What is needed
Return every line of the data below that includes the string "assistance".

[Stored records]
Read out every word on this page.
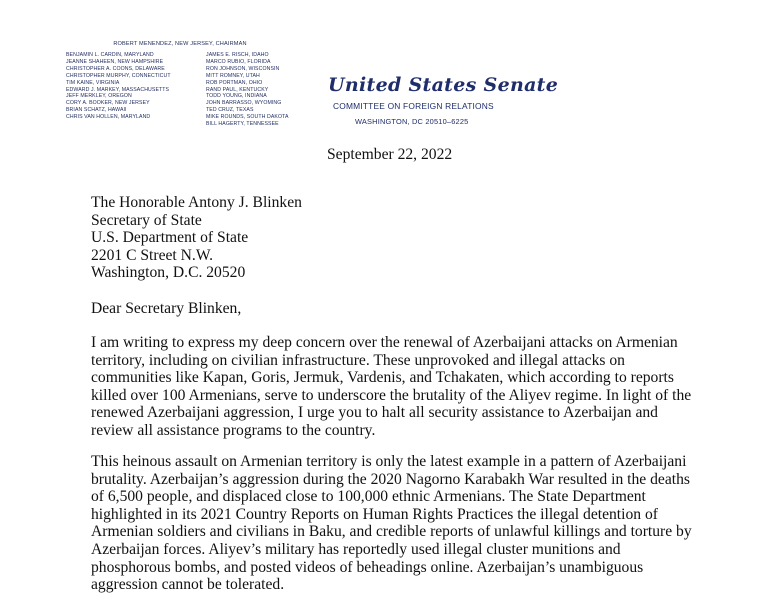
ROBERT MENENDEZ, NEW JERSEY, CHAIRMAN
BENJAMIN L. CARDIN, MARYLAND
JEANNE SHAHEEN, NEW HAMPSHIRE
CHRISTOPHER A. COONS, DELAWARE
CHRISTOPHER MURPHY, CONNECTICUT
TIM KAINE, VIRGINIA
EDWARD J. MARKEY, MASSACHUSETTS
JEFF MERKLEY, OREGON
CORY A. BOOKER, NEW JERSEY
BRIAN SCHATZ, HAWAII
CHRIS VAN HOLLEN, MARYLAND
JAMES E. RISCH, IDAHO
MARCO RUBIO, FLORIDA
RON JOHNSON, WISCONSIN
MITT ROMNEY, UTAH
ROB PORTMAN, OHIO
RAND PAUL, KENTUCKY
TODD YOUNG, INDIANA
JOHN BARRASSO, WYOMING
TED CRUZ, TEXAS
MIKE ROUNDS, SOUTH DAKOTA
BILL HAGERTY, TENNESSEE
United States Senate
COMMITTEE ON FOREIGN RELATIONS
WASHINGTON, DC 20510–6225
September 22, 2022
The Honorable Antony J. Blinken
Secretary of State
U.S. Department of State
2201 C Street N.W.
Washington, D.C. 20520
Dear Secretary Blinken,

I am writing to express my deep concern over the renewal of Azerbaijani attacks on Armenian
territory, including on civilian infrastructure. These unprovoked and illegal attacks on
communities like Kapan, Goris, Jermuk, Vardenis, and Tchakaten, which according to reports
killed over 100 Armenians, serve to underscore the brutality of the Aliyev regime. In light of the
renewed Azerbaijani aggression, I urge you to halt all security assistance to Azerbaijan and
review all assistance programs to the country.

This heinous assault on Armenian territory is only the latest example in a pattern of Azerbaijani
brutality. Azerbaijan’s aggression during the 2020 Nagorno Karabakh War resulted in the deaths
of 6,500 people, and displaced close to 100,000 ethnic Armenians. The State Department
highlighted in its 2021 Country Reports on Human Rights Practices the illegal detention of
Armenian soldiers and civilians in Baku, and credible reports of unlawful killings and torture by
Azerbaijan forces. Aliyev’s military has reportedly used illegal cluster munitions and
phosphorous bombs, and posted videos of beheadings online. Azerbaijan’s unambiguous
aggression cannot be tolerated.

Problem solution
renewed Azerbaijani aggression, I urge you to halt all security assistance to Azerbaijan and
review all assistance programs to the country.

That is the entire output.